■ Records for this task
******

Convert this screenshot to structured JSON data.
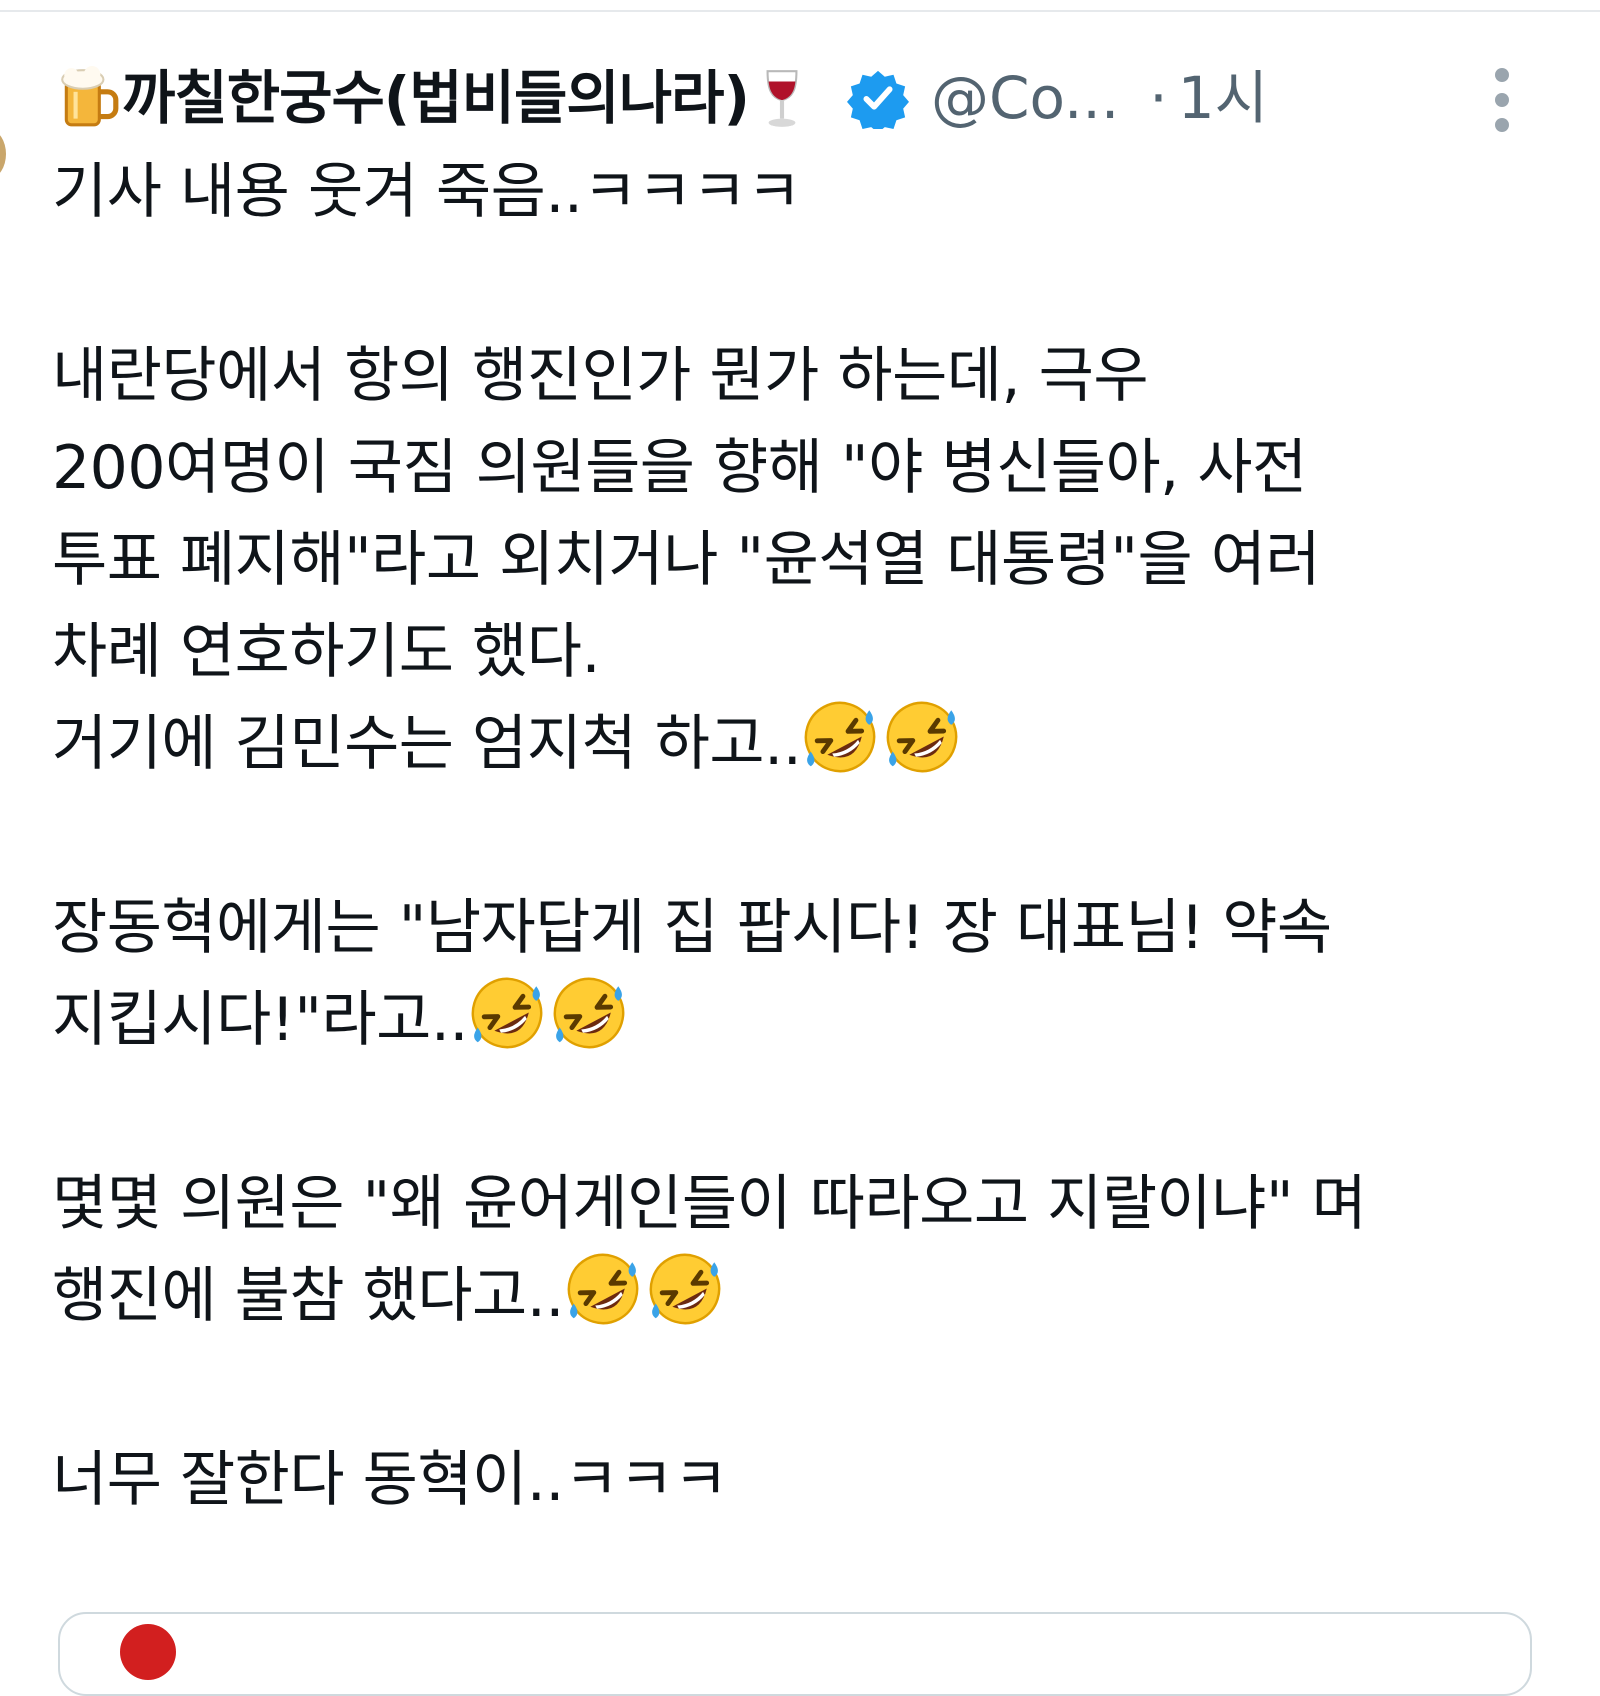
{
  "tweet": {
    "display_name_prefix_emoji": "beer-mug-icon",
    "display_name": "까칠한궁수(법비들의나라)",
    "display_name_suffix_emoji": "wine-glass-icon",
    "verified_color": "#1d9bf0",
    "handle": "@Co...",
    "separator": "·",
    "time": "1시",
    "more_icon": "more-vertical-icon",
    "lines": [
      "기사 내용 웃겨 죽음..ㅋㅋㅋㅋ",
      "",
      "내란당에서 항의 행진인가 뭔가 하는데,  극우",
      "200여명이 국짐 의원들을 향해 \"야 병신들아, 사전",
      "투표 폐지해\"라고 외치거나 \"윤석열 대통령\"을 여러",
      "차례 연호하기도 했다.",
      "거기에 김민수는 엄지척 하고..",
      "",
      "장동혁에게는 \"남자답게 집 팝시다! 장 대표님! 약속",
      "지킵시다!\"라고..",
      "",
      "몇몇 의원은 \"왜 윤어게인들이 따라오고 지랄이냐\" 며",
      "행진에 불참 했다고..",
      "",
      "너무 잘한다 동혁이..ㅋㅋㅋ"
    ],
    "line_emojis": {
      "6": [
        "rolling-on-floor-laughing-icon",
        "rolling-on-floor-laughing-icon"
      ],
      "9": [
        "rolling-on-floor-laughing-icon",
        "rolling-on-floor-laughing-icon"
      ],
      "12": [
        "rolling-on-floor-laughing-icon",
        "rolling-on-floor-laughing-icon"
      ]
    }
  }
}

******

■ To be done
Write out every line above exactly as it is, leaving out the pictures.

■ Result for this exercise
Convert this screenshot to structured JSON data.
{
  "tweet": {
    "display_name_prefix_emoji": "beer-mug-icon",
    "display_name": "까칠한궁수(법비들의나라)",
    "display_name_suffix_emoji": "wine-glass-icon",
    "verified_color": "#1d9bf0",
    "handle": "@Co...",
    "separator": "·",
    "time": "1시",
    "more_icon": "more-vertical-icon",
    "lines": [
      "기사 내용 웃겨 죽음..ㅋㅋㅋㅋ",
      "",
      "내란당에서 항의 행진인가 뭔가 하는데,  극우",
      "200여명이 국짐 의원들을 향해 \"야 병신들아, 사전",
      "투표 폐지해\"라고 외치거나 \"윤석열 대통령\"을 여러",
      "차례 연호하기도 했다.",
      "거기에 김민수는 엄지척 하고..",
      "",
      "장동혁에게는 \"남자답게 집 팝시다! 장 대표님! 약속",
      "지킵시다!\"라고..",
      "",
      "몇몇 의원은 \"왜 윤어게인들이 따라오고 지랄이냐\" 며",
      "행진에 불참 했다고..",
      "",
      "너무 잘한다 동혁이..ㅋㅋㅋ"
    ],
    "line_emojis": {
      "6": [
        "rolling-on-floor-laughing-icon",
        "rolling-on-floor-laughing-icon"
      ],
      "9": [
        "rolling-on-floor-laughing-icon",
        "rolling-on-floor-laughing-icon"
      ],
      "12": [
        "rolling-on-floor-laughing-icon",
        "rolling-on-floor-laughing-icon"
      ]
    }
  }
}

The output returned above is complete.